Aim of the exercise:
Reproduce exactly the lines from the line containing "Give me a plain-text" through the end of the records below, including both ends, and nothing else.

====

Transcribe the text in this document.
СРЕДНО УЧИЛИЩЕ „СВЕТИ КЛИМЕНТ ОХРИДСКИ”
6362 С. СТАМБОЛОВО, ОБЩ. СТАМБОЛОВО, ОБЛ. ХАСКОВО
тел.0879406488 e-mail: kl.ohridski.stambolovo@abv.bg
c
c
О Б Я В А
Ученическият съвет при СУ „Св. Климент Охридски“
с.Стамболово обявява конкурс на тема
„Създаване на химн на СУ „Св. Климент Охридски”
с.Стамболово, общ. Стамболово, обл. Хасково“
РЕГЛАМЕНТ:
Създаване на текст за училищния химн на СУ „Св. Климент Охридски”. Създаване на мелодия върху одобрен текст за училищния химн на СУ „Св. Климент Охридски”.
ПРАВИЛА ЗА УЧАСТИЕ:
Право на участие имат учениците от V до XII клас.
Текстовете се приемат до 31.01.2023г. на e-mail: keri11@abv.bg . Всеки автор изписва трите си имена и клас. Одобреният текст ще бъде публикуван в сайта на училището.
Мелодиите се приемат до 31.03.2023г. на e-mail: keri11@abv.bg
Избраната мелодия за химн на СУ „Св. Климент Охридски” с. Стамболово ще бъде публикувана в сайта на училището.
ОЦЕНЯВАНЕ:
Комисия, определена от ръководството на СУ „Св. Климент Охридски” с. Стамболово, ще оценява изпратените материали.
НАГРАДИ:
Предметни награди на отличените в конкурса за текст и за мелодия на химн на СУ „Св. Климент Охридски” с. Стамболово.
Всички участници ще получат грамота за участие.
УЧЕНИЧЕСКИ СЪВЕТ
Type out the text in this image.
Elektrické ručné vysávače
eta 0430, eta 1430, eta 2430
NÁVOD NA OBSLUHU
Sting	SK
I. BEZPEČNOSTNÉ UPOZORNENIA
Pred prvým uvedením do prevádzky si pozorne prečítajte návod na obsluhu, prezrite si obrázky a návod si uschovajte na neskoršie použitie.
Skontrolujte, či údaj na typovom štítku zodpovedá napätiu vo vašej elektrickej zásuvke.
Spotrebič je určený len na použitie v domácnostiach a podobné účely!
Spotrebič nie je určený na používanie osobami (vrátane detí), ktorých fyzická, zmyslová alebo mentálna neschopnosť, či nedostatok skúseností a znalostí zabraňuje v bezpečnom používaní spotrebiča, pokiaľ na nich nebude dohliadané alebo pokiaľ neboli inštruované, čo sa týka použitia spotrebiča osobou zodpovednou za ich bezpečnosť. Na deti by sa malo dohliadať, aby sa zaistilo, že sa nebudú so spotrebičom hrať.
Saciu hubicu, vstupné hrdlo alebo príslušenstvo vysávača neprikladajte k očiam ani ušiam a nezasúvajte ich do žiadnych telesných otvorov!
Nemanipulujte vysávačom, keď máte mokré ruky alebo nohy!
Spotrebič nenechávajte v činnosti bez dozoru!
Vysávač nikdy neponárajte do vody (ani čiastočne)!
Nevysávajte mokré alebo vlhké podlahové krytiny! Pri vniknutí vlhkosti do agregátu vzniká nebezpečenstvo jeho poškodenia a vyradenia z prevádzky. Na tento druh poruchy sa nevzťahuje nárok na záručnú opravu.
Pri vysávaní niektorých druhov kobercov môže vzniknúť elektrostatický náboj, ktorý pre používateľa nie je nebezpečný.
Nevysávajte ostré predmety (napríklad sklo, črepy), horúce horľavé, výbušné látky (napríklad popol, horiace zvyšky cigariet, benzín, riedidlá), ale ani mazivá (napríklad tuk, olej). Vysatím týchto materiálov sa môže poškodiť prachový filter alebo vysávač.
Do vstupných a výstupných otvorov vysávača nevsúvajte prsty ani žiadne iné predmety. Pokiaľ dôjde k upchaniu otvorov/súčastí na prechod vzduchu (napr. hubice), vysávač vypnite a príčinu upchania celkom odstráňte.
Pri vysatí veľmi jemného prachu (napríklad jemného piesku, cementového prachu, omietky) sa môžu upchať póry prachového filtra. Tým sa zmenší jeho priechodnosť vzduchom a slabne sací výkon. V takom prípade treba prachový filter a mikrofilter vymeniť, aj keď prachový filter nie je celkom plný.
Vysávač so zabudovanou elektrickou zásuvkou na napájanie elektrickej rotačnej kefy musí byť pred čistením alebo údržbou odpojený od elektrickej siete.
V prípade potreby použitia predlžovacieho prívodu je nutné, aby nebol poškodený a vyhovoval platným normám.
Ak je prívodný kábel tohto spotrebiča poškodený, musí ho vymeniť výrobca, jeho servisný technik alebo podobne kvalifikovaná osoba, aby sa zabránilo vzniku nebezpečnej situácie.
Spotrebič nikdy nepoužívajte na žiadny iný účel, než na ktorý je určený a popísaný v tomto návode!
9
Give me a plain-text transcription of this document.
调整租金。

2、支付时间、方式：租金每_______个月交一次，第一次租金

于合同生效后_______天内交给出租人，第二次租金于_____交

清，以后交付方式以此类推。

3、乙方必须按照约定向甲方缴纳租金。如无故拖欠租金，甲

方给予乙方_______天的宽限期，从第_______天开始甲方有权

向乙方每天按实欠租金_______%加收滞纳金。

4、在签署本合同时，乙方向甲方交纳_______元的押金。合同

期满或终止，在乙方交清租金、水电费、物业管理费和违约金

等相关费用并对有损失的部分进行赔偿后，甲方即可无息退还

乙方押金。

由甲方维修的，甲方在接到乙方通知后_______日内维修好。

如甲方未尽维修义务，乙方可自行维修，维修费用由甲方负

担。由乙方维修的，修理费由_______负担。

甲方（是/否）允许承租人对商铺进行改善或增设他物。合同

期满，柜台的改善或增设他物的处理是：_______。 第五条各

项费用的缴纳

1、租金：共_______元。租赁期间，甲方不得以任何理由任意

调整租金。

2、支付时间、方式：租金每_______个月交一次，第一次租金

====

Solution for this task:
Give me a plain-text transcription of this document.
调整租金。

2、支付时间、方式：租金每_______个月交一次，第一次租金

于合同生效后_______天内交给出租人，第二次租金于_____交

清，以后交付方式以此类推。

3、乙方必须按照约定向甲方缴纳租金。如无故拖欠租金，甲

方给予乙方_______天的宽限期，从第_______天开始甲方有权

向乙方每天按实欠租金_______%加收滞纳金。

4、在签署本合同时，乙方向甲方交纳_______元的押金。合同

期满或终止，在乙方交清租金、水电费、物业管理费和违约金

等相关费用并对有损失的部分进行赔偿后，甲方即可无息退还

乙方押金。

由甲方维修的，甲方在接到乙方通知后_______日内维修好。

如甲方未尽维修义务，乙方可自行维修，维修费用由甲方负

担。由乙方维修的，修理费由_______负担。

甲方（是/否）允许承租人对商铺进行改善或增设他物。合同

期满，柜台的改善或增设他物的处理是：_______。 第五条各

项费用的缴纳

1、租金：共_______元。租赁期间，甲方不得以任何理由任意

调整租金。

2、支付时间、方式：租金每_______个月交一次，第一次租金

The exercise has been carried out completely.